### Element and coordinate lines
......

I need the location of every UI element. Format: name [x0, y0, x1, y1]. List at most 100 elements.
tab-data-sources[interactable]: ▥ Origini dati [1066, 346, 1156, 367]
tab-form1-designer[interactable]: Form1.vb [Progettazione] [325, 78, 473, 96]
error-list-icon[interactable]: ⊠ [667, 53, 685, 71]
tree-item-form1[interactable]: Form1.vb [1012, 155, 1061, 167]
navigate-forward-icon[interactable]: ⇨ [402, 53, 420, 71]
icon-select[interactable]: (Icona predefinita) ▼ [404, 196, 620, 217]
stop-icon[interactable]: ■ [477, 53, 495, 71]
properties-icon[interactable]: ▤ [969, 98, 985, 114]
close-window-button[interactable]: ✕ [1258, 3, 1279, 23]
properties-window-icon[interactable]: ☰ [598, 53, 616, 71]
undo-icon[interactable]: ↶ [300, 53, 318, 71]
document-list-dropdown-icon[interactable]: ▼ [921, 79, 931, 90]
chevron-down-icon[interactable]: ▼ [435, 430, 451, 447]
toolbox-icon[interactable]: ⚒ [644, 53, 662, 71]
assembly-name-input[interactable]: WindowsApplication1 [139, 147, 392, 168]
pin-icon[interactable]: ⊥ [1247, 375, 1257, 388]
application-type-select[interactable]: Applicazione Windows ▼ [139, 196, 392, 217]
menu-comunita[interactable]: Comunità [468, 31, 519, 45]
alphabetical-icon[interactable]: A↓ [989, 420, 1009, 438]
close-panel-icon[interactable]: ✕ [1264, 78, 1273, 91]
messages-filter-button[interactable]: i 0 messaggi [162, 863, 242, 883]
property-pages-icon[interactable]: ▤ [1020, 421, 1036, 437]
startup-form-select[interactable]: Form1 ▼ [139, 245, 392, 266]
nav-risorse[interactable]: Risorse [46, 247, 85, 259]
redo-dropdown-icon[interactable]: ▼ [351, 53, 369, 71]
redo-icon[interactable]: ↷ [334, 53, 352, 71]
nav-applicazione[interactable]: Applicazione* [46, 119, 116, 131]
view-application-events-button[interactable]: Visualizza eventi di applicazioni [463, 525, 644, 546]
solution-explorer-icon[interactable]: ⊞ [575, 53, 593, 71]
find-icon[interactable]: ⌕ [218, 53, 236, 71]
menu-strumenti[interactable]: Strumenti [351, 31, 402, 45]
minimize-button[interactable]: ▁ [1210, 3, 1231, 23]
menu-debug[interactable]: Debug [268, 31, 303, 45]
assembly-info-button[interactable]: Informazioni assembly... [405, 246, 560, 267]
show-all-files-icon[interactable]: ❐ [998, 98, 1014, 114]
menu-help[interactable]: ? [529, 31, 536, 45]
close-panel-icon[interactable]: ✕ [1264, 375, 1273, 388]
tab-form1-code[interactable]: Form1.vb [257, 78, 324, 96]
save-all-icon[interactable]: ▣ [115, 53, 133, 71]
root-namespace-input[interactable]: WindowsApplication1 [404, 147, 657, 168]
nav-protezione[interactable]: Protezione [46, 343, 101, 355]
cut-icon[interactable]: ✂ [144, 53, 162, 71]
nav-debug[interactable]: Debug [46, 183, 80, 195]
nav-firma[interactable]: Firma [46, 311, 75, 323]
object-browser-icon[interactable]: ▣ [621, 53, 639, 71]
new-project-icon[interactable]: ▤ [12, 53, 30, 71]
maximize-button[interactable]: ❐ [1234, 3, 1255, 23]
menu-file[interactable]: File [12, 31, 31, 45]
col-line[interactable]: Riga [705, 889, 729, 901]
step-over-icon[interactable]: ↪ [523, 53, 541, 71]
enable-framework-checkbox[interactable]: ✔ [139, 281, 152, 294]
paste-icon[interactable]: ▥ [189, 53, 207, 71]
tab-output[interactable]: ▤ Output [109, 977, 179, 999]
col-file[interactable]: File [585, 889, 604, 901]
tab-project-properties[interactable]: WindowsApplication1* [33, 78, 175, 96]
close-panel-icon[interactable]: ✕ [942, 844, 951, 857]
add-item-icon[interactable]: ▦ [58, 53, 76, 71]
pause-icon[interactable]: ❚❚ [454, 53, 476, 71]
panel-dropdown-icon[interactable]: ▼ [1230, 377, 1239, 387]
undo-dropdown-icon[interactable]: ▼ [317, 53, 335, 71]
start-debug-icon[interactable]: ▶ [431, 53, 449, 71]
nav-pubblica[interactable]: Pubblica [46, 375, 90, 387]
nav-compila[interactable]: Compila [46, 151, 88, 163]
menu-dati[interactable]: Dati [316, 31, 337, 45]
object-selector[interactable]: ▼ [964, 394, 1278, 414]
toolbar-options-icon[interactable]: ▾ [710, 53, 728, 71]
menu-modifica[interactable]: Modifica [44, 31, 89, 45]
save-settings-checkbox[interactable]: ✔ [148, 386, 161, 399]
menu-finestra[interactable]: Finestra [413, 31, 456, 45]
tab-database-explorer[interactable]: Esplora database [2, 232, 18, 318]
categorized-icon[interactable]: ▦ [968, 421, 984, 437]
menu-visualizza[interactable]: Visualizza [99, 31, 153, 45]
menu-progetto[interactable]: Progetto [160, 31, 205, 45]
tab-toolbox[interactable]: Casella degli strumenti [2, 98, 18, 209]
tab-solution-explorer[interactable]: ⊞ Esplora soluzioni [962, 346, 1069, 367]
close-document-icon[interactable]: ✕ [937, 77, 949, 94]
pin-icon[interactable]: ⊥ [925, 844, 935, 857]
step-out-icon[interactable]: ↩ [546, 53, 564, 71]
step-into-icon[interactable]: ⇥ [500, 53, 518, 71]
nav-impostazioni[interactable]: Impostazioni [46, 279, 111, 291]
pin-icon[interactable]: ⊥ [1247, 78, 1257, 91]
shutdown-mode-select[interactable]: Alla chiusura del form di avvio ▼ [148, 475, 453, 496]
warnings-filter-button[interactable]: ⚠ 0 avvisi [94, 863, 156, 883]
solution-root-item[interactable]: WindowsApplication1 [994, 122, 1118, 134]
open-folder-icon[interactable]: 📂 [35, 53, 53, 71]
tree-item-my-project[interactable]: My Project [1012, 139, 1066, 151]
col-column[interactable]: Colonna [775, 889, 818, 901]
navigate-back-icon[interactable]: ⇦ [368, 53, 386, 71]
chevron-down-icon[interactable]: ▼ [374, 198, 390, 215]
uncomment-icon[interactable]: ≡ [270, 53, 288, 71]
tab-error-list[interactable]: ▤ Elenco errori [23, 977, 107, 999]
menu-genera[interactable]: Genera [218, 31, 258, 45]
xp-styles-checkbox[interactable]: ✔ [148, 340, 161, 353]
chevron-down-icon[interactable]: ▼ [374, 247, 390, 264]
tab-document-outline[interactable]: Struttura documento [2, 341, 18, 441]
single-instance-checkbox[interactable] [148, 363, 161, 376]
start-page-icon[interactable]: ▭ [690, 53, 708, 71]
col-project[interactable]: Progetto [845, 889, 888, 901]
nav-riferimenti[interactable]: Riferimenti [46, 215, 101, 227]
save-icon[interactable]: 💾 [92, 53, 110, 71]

......

### What needs to be done
Print all of the lines above, unchanged.

### Finished task
I need the location of every UI element. Format: name [x0, y0, x1, y1]. List at most 100 elements.
tab-data-sources[interactable]: ▥ Origini dati [1066, 346, 1156, 367]
tab-form1-designer[interactable]: Form1.vb [Progettazione] [325, 78, 473, 96]
error-list-icon[interactable]: ⊠ [667, 53, 685, 71]
tree-item-form1[interactable]: Form1.vb [1012, 155, 1061, 167]
navigate-forward-icon[interactable]: ⇨ [402, 53, 420, 71]
icon-select[interactable]: (Icona predefinita) ▼ [404, 196, 620, 217]
stop-icon[interactable]: ■ [477, 53, 495, 71]
properties-icon[interactable]: ▤ [969, 98, 985, 114]
close-window-button[interactable]: ✕ [1258, 3, 1279, 23]
properties-window-icon[interactable]: ☰ [598, 53, 616, 71]
undo-icon[interactable]: ↶ [300, 53, 318, 71]
document-list-dropdown-icon[interactable]: ▼ [921, 79, 931, 90]
chevron-down-icon[interactable]: ▼ [435, 430, 451, 447]
toolbox-icon[interactable]: ⚒ [644, 53, 662, 71]
assembly-name-input[interactable]: WindowsApplication1 [139, 147, 392, 168]
pin-icon[interactable]: ⊥ [1247, 375, 1257, 388]
application-type-select[interactable]: Applicazione Windows ▼ [139, 196, 392, 217]
menu-comunita[interactable]: Comunità [468, 31, 519, 45]
alphabetical-icon[interactable]: A↓ [989, 420, 1009, 438]
close-panel-icon[interactable]: ✕ [1264, 78, 1273, 91]
messages-filter-button[interactable]: i 0 messaggi [162, 863, 242, 883]
property-pages-icon[interactable]: ▤ [1020, 421, 1036, 437]
startup-form-select[interactable]: Form1 ▼ [139, 245, 392, 266]
nav-risorse[interactable]: Risorse [46, 247, 85, 259]
redo-dropdown-icon[interactable]: ▼ [351, 53, 369, 71]
redo-icon[interactable]: ↷ [334, 53, 352, 71]
nav-applicazione[interactable]: Applicazione* [46, 119, 116, 131]
view-application-events-button[interactable]: Visualizza eventi di applicazioni [463, 525, 644, 546]
solution-explorer-icon[interactable]: ⊞ [575, 53, 593, 71]
find-icon[interactable]: ⌕ [218, 53, 236, 71]
menu-strumenti[interactable]: Strumenti [351, 31, 402, 45]
minimize-button[interactable]: ▁ [1210, 3, 1231, 23]
menu-debug[interactable]: Debug [268, 31, 303, 45]
assembly-info-button[interactable]: Informazioni assembly... [405, 246, 560, 267]
show-all-files-icon[interactable]: ❐ [998, 98, 1014, 114]
menu-help[interactable]: ? [529, 31, 536, 45]
close-panel-icon[interactable]: ✕ [1264, 375, 1273, 388]
tab-form1-code[interactable]: Form1.vb [257, 78, 324, 96]
save-all-icon[interactable]: ▣ [115, 53, 133, 71]
root-namespace-input[interactable]: WindowsApplication1 [404, 147, 657, 168]
nav-protezione[interactable]: Protezione [46, 343, 101, 355]
cut-icon[interactable]: ✂ [144, 53, 162, 71]
nav-debug[interactable]: Debug [46, 183, 80, 195]
nav-firma[interactable]: Firma [46, 311, 75, 323]
object-browser-icon[interactable]: ▣ [621, 53, 639, 71]
new-project-icon[interactable]: ▤ [12, 53, 30, 71]
maximize-button[interactable]: ❐ [1234, 3, 1255, 23]
menu-file[interactable]: File [12, 31, 31, 45]
col-line[interactable]: Riga [705, 889, 729, 901]
step-over-icon[interactable]: ↪ [523, 53, 541, 71]
enable-framework-checkbox[interactable]: ✔ [139, 281, 152, 294]
paste-icon[interactable]: ▥ [189, 53, 207, 71]
tab-output[interactable]: ▤ Output [109, 977, 179, 999]
col-file[interactable]: File [585, 889, 604, 901]
tab-project-properties[interactable]: WindowsApplication1* [33, 78, 175, 96]
close-panel-icon[interactable]: ✕ [942, 844, 951, 857]
add-item-icon[interactable]: ▦ [58, 53, 76, 71]
pause-icon[interactable]: ❚❚ [454, 53, 476, 71]
panel-dropdown-icon[interactable]: ▼ [1230, 377, 1239, 387]
undo-dropdown-icon[interactable]: ▼ [317, 53, 335, 71]
start-debug-icon[interactable]: ▶ [431, 53, 449, 71]
nav-pubblica[interactable]: Pubblica [46, 375, 90, 387]
nav-compila[interactable]: Compila [46, 151, 88, 163]
menu-dati[interactable]: Dati [316, 31, 337, 45]
object-selector[interactable]: ▼ [964, 394, 1278, 414]
toolbar-options-icon[interactable]: ▾ [710, 53, 728, 71]
menu-modifica[interactable]: Modifica [44, 31, 89, 45]
save-settings-checkbox[interactable]: ✔ [148, 386, 161, 399]
menu-finestra[interactable]: Finestra [413, 31, 456, 45]
tab-database-explorer[interactable]: Esplora database [2, 232, 18, 318]
categorized-icon[interactable]: ▦ [968, 421, 984, 437]
menu-visualizza[interactable]: Visualizza [99, 31, 153, 45]
menu-progetto[interactable]: Progetto [160, 31, 205, 45]
tab-toolbox[interactable]: Casella degli strumenti [2, 98, 18, 209]
tab-solution-explorer[interactable]: ⊞ Esplora soluzioni [962, 346, 1069, 367]
close-document-icon[interactable]: ✕ [937, 77, 949, 94]
pin-icon[interactable]: ⊥ [925, 844, 935, 857]
step-out-icon[interactable]: ↩ [546, 53, 564, 71]
step-into-icon[interactable]: ⇥ [500, 53, 518, 71]
nav-impostazioni[interactable]: Impostazioni [46, 279, 111, 291]
pin-icon[interactable]: ⊥ [1247, 78, 1257, 91]
shutdown-mode-select[interactable]: Alla chiusura del form di avvio ▼ [148, 475, 453, 496]
warnings-filter-button[interactable]: ⚠ 0 avvisi [94, 863, 156, 883]
solution-root-item[interactable]: WindowsApplication1 [994, 122, 1118, 134]
open-folder-icon[interactable]: 📂 [35, 53, 53, 71]
tree-item-my-project[interactable]: My Project [1012, 139, 1066, 151]
col-column[interactable]: Colonna [775, 889, 818, 901]
navigate-back-icon[interactable]: ⇦ [368, 53, 386, 71]
chevron-down-icon[interactable]: ▼ [374, 198, 390, 215]
uncomment-icon[interactable]: ≡ [270, 53, 288, 71]
tab-error-list[interactable]: ▤ Elenco errori [23, 977, 107, 999]
menu-genera[interactable]: Genera [218, 31, 258, 45]
xp-styles-checkbox[interactable]: ✔ [148, 340, 161, 353]
chevron-down-icon[interactable]: ▼ [374, 247, 390, 264]
tab-document-outline[interactable]: Struttura documento [2, 341, 18, 441]
single-instance-checkbox[interactable] [148, 363, 161, 376]
start-page-icon[interactable]: ▭ [690, 53, 708, 71]
col-project[interactable]: Progetto [845, 889, 888, 901]
nav-riferimenti[interactable]: Riferimenti [46, 215, 101, 227]
save-icon[interactable]: 💾 [92, 53, 110, 71]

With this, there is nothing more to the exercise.